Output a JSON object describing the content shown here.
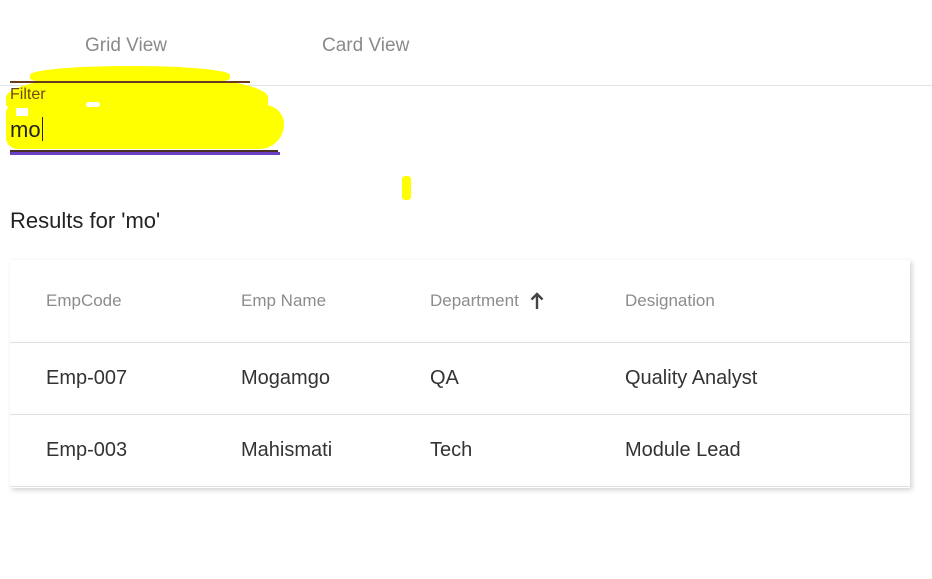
{
  "tabs": [
    {
      "label": "Grid View"
    },
    {
      "label": "Card View"
    }
  ],
  "filter": {
    "label": "Filter",
    "value": "mo"
  },
  "results": {
    "title": "Results for 'mo'"
  },
  "table": {
    "headers": [
      "EmpCode",
      "Emp Name",
      "Department",
      "Designation"
    ],
    "sorted_column": "Department",
    "sort_direction": "ascending",
    "sort_icon": "arrow-up-icon",
    "rows": [
      [
        "Emp-007",
        "Mogamgo",
        "QA",
        "Quality Analyst"
      ],
      [
        "Emp-003",
        "Mahismati",
        "Tech",
        "Module Lead"
      ]
    ]
  },
  "colors": {
    "highlight": "#ffff00",
    "input_underline": "#6a3fc6",
    "tab_text": "#8a8a8a"
  }
}
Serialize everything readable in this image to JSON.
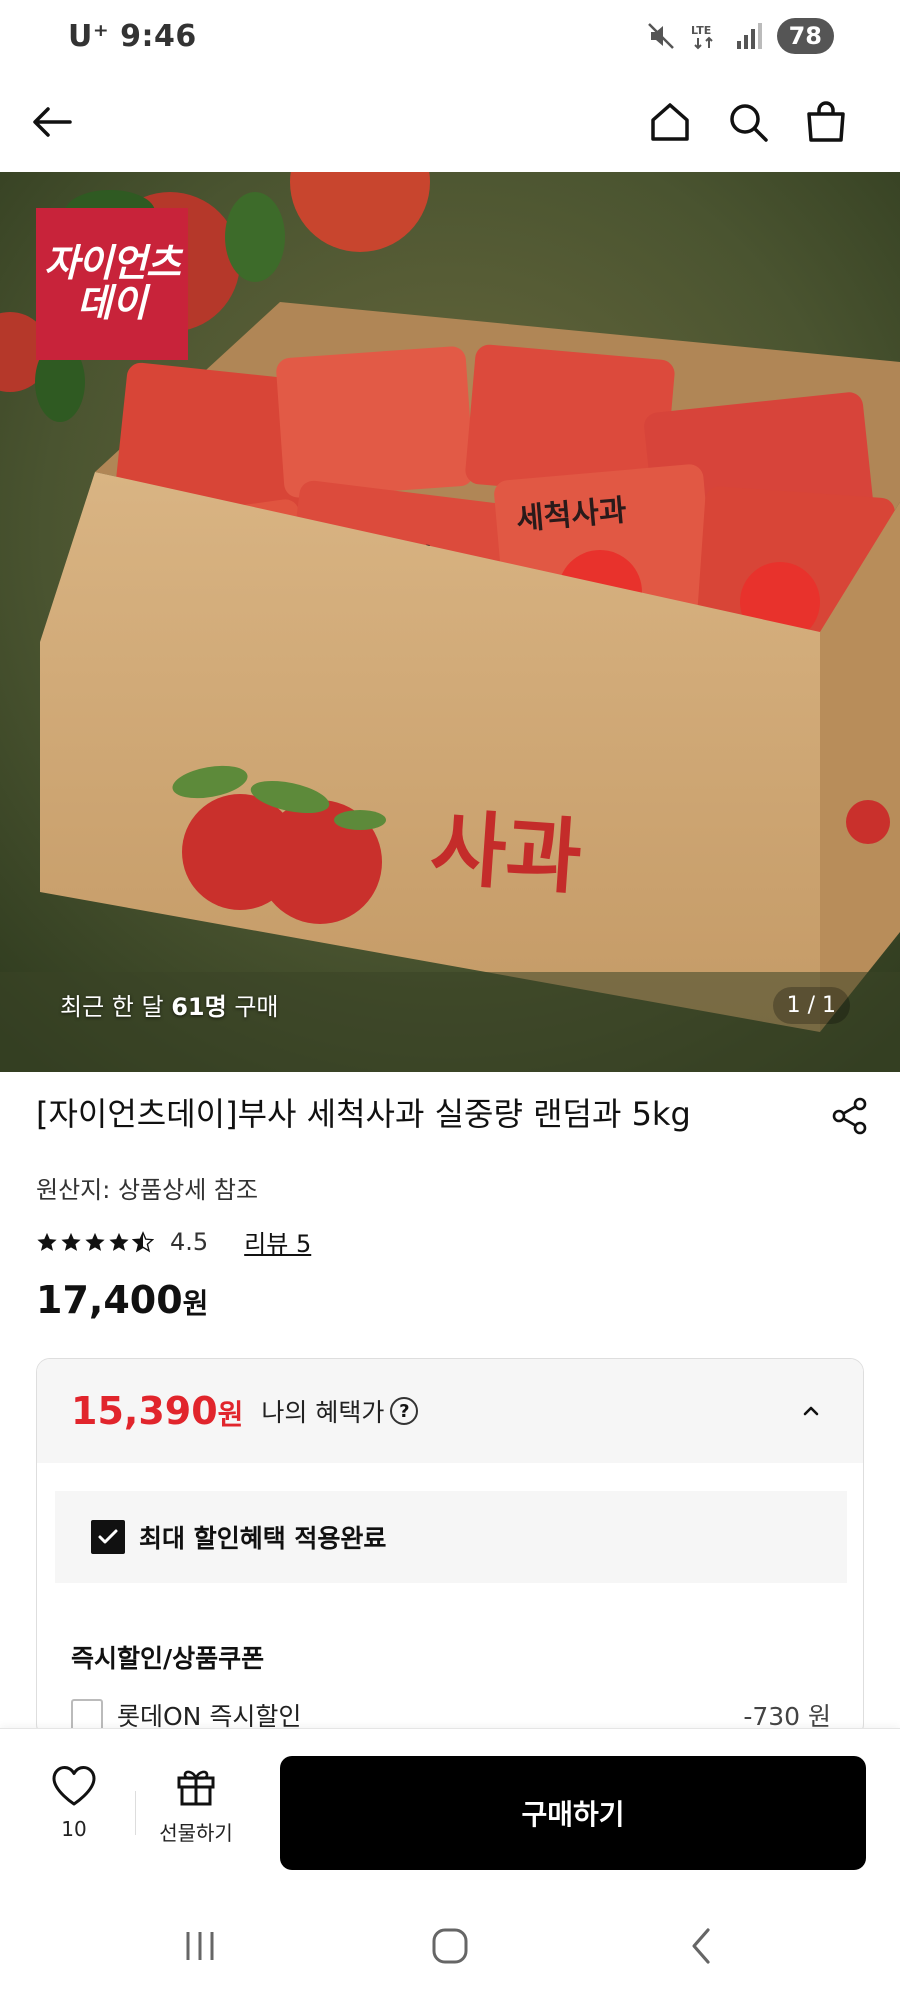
{
  "status_bar": {
    "carrier": "U⁺ 9:46",
    "network": "LTE",
    "battery": "78",
    "icons": [
      "mute-icon",
      "lte-icon",
      "signal-icon",
      "battery-icon"
    ]
  },
  "top_nav": {
    "icons": [
      "back-arrow-icon",
      "home-icon",
      "search-icon",
      "shopping-bag-icon"
    ]
  },
  "hero": {
    "brand_badge": {
      "line1": "자이언츠",
      "line2": "데이"
    },
    "purchase_prefix": "최근 한 달 ",
    "purchase_count": "61명",
    "purchase_suffix": " 구매",
    "image_counter": "1 / 1",
    "box_text": "사과",
    "pack_text": "세척사과"
  },
  "product": {
    "title": "[자이언츠데이]부사 세척사과 실중량 랜덤과 5kg",
    "origin": "원산지: 상품상세 참조",
    "rating": "4.5",
    "rating_value": 4.5,
    "review_link": "리뷰 5",
    "price": "17,400",
    "price_unit": "원"
  },
  "benefit": {
    "price": "15,390",
    "price_unit": "원",
    "label": "나의 혜택가",
    "help": "?",
    "applied_text": "최대 할인혜택 적용완료",
    "coupon_heading": "즉시할인/상품쿠폰",
    "coupon_label": "롯데ON 즉시할인",
    "coupon_amount": "-730 원"
  },
  "action_bar": {
    "wish_count": "10",
    "gift_label": "선물하기",
    "buy_label": "구매하기"
  },
  "colors": {
    "accent_red": "#e1252c",
    "brand_red": "#c8233a",
    "buy_button": "#000000"
  }
}
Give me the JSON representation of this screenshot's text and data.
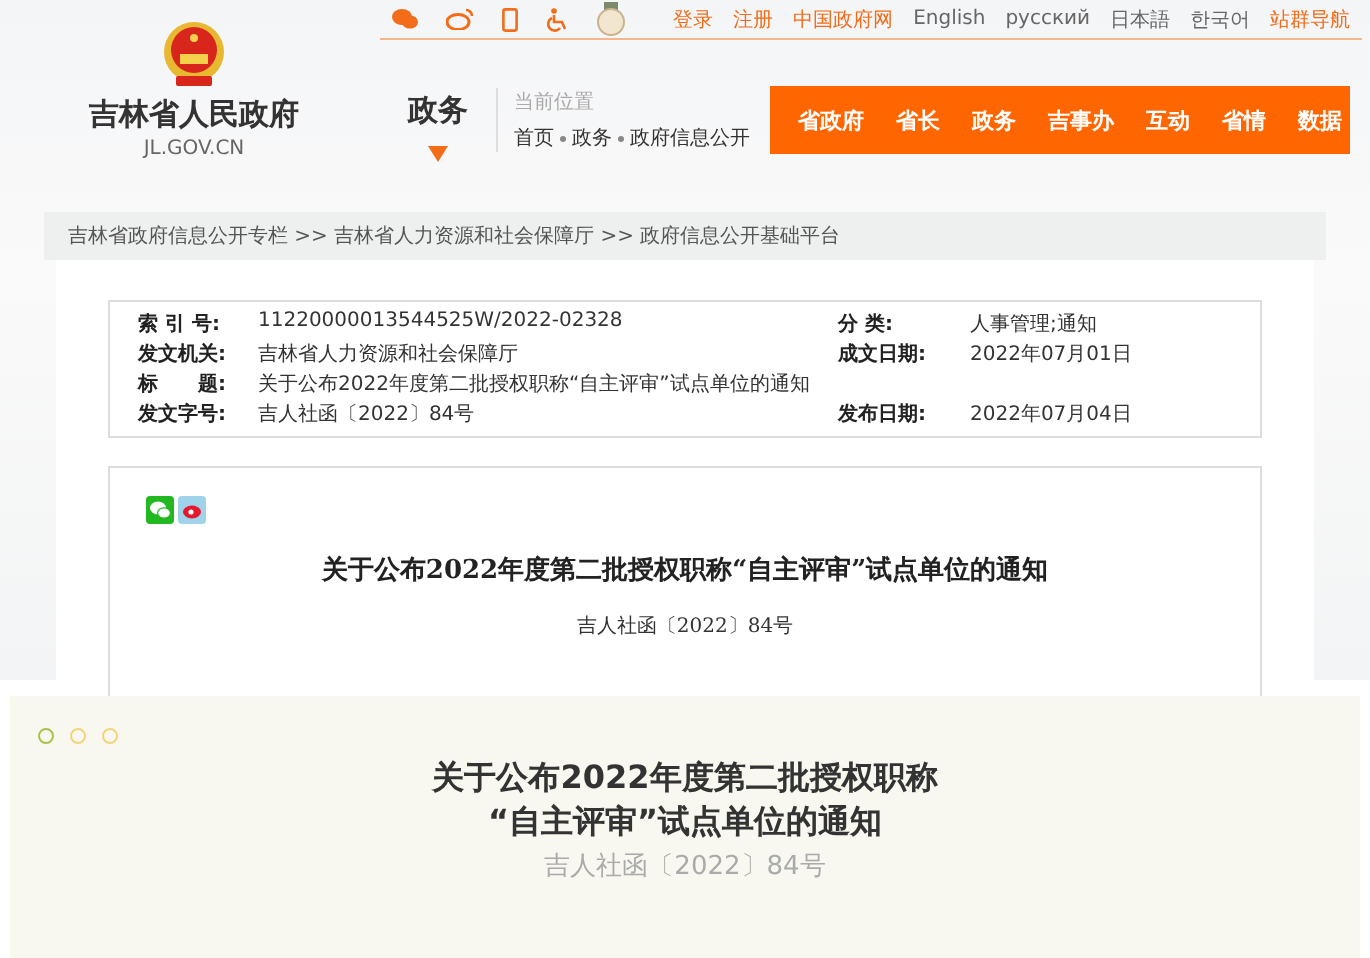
{
  "site": {
    "name": "吉林省人民政府",
    "domain": "JL.GOV.CN"
  },
  "top_links": [
    {
      "label": "登录",
      "kind": "accent"
    },
    {
      "label": "注册",
      "kind": "accent"
    },
    {
      "label": "中国政府网",
      "kind": "accent"
    },
    {
      "label": "English",
      "kind": "plain"
    },
    {
      "label": "русский",
      "kind": "plain"
    },
    {
      "label": "日本語",
      "kind": "plain"
    },
    {
      "label": "한국어",
      "kind": "plain"
    },
    {
      "label": "站群导航",
      "kind": "accent"
    }
  ],
  "section": {
    "title": "政务",
    "location_label": "当前位置",
    "crumbs": [
      "首页",
      "政务",
      "政府信息公开"
    ]
  },
  "nav": [
    {
      "label": "省政府"
    },
    {
      "label": "省长"
    },
    {
      "label": "政务"
    },
    {
      "label": "吉事办"
    },
    {
      "label": "互动"
    },
    {
      "label": "省情"
    },
    {
      "label": "数据"
    }
  ],
  "breadcrumb": "吉林省政府信息公开专栏 >> 吉林省人力资源和社会保障厅 >> 政府信息公开基础平台",
  "meta": [
    {
      "label": "索 引 号:",
      "value": "11220000013544525W/2022-02328",
      "label2": "分 类:",
      "value2": "人事管理;通知"
    },
    {
      "label": "发文机关:",
      "value": "吉林省人力资源和社会保障厅",
      "label2": "成文日期:",
      "value2": "2022年07月01日"
    },
    {
      "label": "标　　题:",
      "value": "关于公布2022年度第二批授权职称“自主评审”试点单位的通知"
    },
    {
      "label": "发文字号:",
      "value": "吉人社函〔2022〕84号",
      "label2": "发布日期:",
      "value2": "2022年07月04日"
    }
  ],
  "article": {
    "title": "关于公布2022年度第二批授权职称“自主评审”试点单位的通知",
    "doc_number": "吉人社函〔2022〕84号"
  },
  "card": {
    "title_lines": [
      "关于公布2022年度第二批授权职称",
      "“自主评审”试点单位的通知"
    ],
    "subtitle": "吉人社函〔2022〕84号"
  }
}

────────────────────────────────────────

The request:
Your copy should repeat each entry above exactly but contain no pictures.

Complete response:
Output a JSON object describing the content shown here.
{
  "tabs": [
    {
      "label": "Grid View"
    },
    {
      "label": "Card View"
    }
  ],
  "filter": {
    "label": "Filter",
    "value": "mo"
  },
  "results": {
    "title": "Results for 'mo'"
  },
  "table": {
    "headers": [
      "EmpCode",
      "Emp Name",
      "Department",
      "Designation"
    ],
    "sorted_column": "Department",
    "sort_direction": "ascending",
    "sort_icon": "arrow-up-icon",
    "rows": [
      [
        "Emp-007",
        "Mogamgo",
        "QA",
        "Quality Analyst"
      ],
      [
        "Emp-003",
        "Mahismati",
        "Tech",
        "Module Lead"
      ]
    ]
  },
  "colors": {
    "highlight": "#ffff00",
    "input_underline": "#6a3fc6",
    "tab_text": "#8a8a8a"
  }
}
Serialize everything readable in this image to JSON.
{
  "status_bar": {
    "carrier": "U⁺ 9:46",
    "network": "LTE",
    "battery": "78",
    "icons": [
      "mute-icon",
      "lte-icon",
      "signal-icon",
      "battery-icon"
    ]
  },
  "top_nav": {
    "icons": [
      "back-arrow-icon",
      "home-icon",
      "search-icon",
      "shopping-bag-icon"
    ]
  },
  "hero": {
    "brand_badge": {
      "line1": "자이언츠",
      "line2": "데이"
    },
    "purchase_prefix": "최근 한 달 ",
    "purchase_count": "61명",
    "purchase_suffix": " 구매",
    "image_counter": "1 / 1",
    "box_text": "사과",
    "pack_text": "세척사과"
  },
  "product": {
    "title": "[자이언츠데이]부사 세척사과 실중량 랜덤과 5kg",
    "origin": "원산지: 상품상세 참조",
    "rating": "4.5",
    "rating_value": 4.5,
    "review_link": "리뷰 5",
    "price": "17,400",
    "price_unit": "원"
  },
  "benefit": {
    "price": "15,390",
    "price_unit": "원",
    "label": "나의 혜택가",
    "help": "?",
    "applied_text": "최대 할인혜택 적용완료",
    "coupon_heading": "즉시할인/상품쿠폰",
    "coupon_label": "롯데ON 즉시할인",
    "coupon_amount": "-730 원"
  },
  "action_bar": {
    "wish_count": "10",
    "gift_label": "선물하기",
    "buy_label": "구매하기"
  },
  "colors": {
    "accent_red": "#e1252c",
    "brand_red": "#c8233a",
    "buy_button": "#000000"
  }
}
Give me the JSON representation of this screenshot's text and data.
{
  "site": {
    "name": "吉林省人民政府",
    "domain": "JL.GOV.CN"
  },
  "top_links": [
    {
      "label": "登录",
      "kind": "accent"
    },
    {
      "label": "注册",
      "kind": "accent"
    },
    {
      "label": "中国政府网",
      "kind": "accent"
    },
    {
      "label": "English",
      "kind": "plain"
    },
    {
      "label": "русский",
      "kind": "plain"
    },
    {
      "label": "日本語",
      "kind": "plain"
    },
    {
      "label": "한국어",
      "kind": "plain"
    },
    {
      "label": "站群导航",
      "kind": "accent"
    }
  ],
  "section": {
    "title": "政务",
    "location_label": "当前位置",
    "crumbs": [
      "首页",
      "政务",
      "政府信息公开"
    ]
  },
  "nav": [
    {
      "label": "省政府"
    },
    {
      "label": "省长"
    },
    {
      "label": "政务"
    },
    {
      "label": "吉事办"
    },
    {
      "label": "互动"
    },
    {
      "label": "省情"
    },
    {
      "label": "数据"
    }
  ],
  "breadcrumb": "吉林省政府信息公开专栏 >> 吉林省人力资源和社会保障厅 >> 政府信息公开基础平台",
  "meta": [
    {
      "label": "索 引 号:",
      "value": "11220000013544525W/2022-02328",
      "label2": "分 类:",
      "value2": "人事管理;通知"
    },
    {
      "label": "发文机关:",
      "value": "吉林省人力资源和社会保障厅",
      "label2": "成文日期:",
      "value2": "2022年07月01日"
    },
    {
      "label": "标　　题:",
      "value": "关于公布2022年度第二批授权职称“自主评审”试点单位的通知"
    },
    {
      "label": "发文字号:",
      "value": "吉人社函〔2022〕84号",
      "label2": "发布日期:",
      "value2": "2022年07月04日"
    }
  ],
  "article": {
    "title": "关于公布2022年度第二批授权职称“自主评审”试点单位的通知",
    "doc_number": "吉人社函〔2022〕84号"
  },
  "card": {
    "title_lines": [
      "关于公布2022年度第二批授权职称",
      "“自主评审”试点单位的通知"
    ],
    "subtitle": "吉人社函〔2022〕84号"
  }
}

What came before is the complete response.